◆ **Aim of the exercise**
Go through the records below and return each line that has "this" in it.

◆ **Supplied records**
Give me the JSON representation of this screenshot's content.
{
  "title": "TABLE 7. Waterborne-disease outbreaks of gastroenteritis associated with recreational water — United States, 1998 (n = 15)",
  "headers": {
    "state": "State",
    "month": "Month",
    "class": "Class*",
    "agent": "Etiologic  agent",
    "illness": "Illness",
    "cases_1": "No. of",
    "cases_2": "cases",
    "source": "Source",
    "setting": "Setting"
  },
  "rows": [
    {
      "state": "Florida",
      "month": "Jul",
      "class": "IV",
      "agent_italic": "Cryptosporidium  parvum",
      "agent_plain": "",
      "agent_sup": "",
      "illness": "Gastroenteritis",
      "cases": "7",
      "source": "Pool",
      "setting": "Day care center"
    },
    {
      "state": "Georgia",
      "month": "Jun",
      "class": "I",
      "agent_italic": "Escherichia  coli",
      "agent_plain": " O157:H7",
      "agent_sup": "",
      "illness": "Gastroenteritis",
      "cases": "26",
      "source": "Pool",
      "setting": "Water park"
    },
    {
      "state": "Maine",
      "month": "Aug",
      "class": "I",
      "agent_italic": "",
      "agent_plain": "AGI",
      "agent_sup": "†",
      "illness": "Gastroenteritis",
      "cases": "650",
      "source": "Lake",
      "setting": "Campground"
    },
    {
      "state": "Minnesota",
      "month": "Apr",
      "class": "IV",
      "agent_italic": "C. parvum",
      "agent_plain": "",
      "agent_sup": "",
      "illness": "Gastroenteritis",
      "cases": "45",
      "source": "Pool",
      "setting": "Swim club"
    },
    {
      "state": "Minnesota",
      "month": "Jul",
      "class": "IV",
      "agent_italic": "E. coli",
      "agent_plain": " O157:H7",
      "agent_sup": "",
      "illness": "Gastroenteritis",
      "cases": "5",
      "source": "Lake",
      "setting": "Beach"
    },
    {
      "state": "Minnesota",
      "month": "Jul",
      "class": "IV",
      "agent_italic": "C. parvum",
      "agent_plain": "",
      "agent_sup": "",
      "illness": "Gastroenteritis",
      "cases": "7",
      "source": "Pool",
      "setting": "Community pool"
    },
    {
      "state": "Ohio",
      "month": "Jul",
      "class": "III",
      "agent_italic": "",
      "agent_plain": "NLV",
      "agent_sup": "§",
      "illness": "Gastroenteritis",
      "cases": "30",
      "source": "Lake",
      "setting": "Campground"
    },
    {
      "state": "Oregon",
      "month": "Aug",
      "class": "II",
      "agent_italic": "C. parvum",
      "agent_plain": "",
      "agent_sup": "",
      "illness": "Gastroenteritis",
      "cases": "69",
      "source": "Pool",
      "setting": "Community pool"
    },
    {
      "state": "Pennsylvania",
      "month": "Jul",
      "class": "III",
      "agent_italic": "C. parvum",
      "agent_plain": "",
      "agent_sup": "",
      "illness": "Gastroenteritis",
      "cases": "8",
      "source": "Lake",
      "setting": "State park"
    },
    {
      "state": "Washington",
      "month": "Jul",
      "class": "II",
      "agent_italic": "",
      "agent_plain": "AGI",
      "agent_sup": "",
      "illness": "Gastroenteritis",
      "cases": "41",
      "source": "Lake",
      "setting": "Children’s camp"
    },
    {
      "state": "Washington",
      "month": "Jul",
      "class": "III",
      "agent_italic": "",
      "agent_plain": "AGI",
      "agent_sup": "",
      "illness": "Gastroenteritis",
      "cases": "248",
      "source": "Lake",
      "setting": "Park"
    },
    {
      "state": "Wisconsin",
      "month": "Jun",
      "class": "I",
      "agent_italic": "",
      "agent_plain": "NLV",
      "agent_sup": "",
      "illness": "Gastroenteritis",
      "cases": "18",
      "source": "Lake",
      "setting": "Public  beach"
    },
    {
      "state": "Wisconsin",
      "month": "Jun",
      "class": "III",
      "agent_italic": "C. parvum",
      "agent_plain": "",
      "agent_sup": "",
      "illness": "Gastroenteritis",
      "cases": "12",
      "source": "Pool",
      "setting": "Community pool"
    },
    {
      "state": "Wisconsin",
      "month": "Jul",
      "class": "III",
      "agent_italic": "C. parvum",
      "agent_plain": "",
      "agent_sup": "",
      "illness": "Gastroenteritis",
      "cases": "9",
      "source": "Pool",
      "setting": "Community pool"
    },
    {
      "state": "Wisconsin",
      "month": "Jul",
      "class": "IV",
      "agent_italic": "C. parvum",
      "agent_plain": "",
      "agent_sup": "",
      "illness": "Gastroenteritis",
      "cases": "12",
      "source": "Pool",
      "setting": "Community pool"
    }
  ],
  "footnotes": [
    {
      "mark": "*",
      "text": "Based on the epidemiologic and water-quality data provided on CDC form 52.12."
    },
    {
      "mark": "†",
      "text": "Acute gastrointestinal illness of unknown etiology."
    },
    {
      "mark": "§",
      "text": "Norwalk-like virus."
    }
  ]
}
---
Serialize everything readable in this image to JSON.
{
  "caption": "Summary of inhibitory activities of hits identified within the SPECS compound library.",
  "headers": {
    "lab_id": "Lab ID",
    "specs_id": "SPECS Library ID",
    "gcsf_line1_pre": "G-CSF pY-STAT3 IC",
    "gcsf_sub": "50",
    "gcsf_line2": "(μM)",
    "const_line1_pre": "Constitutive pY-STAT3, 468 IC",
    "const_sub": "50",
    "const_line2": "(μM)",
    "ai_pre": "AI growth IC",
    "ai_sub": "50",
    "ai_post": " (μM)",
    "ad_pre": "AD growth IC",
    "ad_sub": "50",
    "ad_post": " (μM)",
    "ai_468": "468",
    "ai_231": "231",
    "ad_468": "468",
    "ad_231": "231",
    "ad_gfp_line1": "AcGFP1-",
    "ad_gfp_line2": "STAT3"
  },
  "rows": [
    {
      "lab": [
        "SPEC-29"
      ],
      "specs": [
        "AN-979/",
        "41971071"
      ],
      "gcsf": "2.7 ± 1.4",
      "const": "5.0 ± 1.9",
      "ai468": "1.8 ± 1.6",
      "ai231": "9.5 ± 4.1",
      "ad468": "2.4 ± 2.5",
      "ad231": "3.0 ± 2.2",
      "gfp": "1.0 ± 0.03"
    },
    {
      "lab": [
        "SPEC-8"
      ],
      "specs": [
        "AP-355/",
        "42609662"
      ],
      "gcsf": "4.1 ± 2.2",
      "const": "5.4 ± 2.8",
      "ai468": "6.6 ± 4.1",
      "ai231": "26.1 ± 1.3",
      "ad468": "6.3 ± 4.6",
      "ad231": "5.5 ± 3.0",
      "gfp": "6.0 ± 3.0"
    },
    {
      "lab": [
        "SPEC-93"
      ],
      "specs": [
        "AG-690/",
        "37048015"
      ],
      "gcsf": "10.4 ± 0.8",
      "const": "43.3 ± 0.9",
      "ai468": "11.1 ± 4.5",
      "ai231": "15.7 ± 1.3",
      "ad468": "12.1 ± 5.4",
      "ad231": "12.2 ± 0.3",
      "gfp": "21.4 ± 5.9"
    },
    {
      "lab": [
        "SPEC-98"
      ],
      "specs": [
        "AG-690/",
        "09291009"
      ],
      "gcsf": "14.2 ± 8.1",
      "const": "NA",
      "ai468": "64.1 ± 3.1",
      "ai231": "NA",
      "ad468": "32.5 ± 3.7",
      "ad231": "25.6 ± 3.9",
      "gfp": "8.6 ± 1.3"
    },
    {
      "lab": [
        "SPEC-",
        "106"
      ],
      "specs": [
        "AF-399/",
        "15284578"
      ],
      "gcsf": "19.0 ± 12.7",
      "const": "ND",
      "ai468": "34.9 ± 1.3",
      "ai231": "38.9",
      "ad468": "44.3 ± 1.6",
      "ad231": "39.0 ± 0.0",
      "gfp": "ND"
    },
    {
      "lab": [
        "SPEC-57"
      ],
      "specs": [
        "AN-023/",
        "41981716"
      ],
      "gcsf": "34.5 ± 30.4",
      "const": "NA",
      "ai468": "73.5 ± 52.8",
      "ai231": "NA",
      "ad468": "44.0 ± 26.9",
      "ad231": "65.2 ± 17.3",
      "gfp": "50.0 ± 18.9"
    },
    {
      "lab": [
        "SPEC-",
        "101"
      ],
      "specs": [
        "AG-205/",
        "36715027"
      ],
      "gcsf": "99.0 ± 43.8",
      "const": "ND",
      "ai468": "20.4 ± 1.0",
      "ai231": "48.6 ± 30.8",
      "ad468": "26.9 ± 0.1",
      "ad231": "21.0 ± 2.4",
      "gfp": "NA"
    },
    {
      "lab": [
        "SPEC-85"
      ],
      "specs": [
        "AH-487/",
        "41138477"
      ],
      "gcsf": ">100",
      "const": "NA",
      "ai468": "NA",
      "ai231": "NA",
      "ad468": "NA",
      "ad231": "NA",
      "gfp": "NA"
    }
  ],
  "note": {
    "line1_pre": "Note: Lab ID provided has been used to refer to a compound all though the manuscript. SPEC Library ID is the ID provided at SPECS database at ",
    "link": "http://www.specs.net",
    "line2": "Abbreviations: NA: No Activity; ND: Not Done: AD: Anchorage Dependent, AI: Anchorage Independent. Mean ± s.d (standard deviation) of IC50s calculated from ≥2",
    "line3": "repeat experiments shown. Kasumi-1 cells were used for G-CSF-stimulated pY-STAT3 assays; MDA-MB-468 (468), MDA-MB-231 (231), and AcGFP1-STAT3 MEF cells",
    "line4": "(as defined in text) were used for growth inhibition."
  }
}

◆ **Answer for the task**
Give me the JSON representation of this screenshot's content.
Serialize everything readable in this image to JSON.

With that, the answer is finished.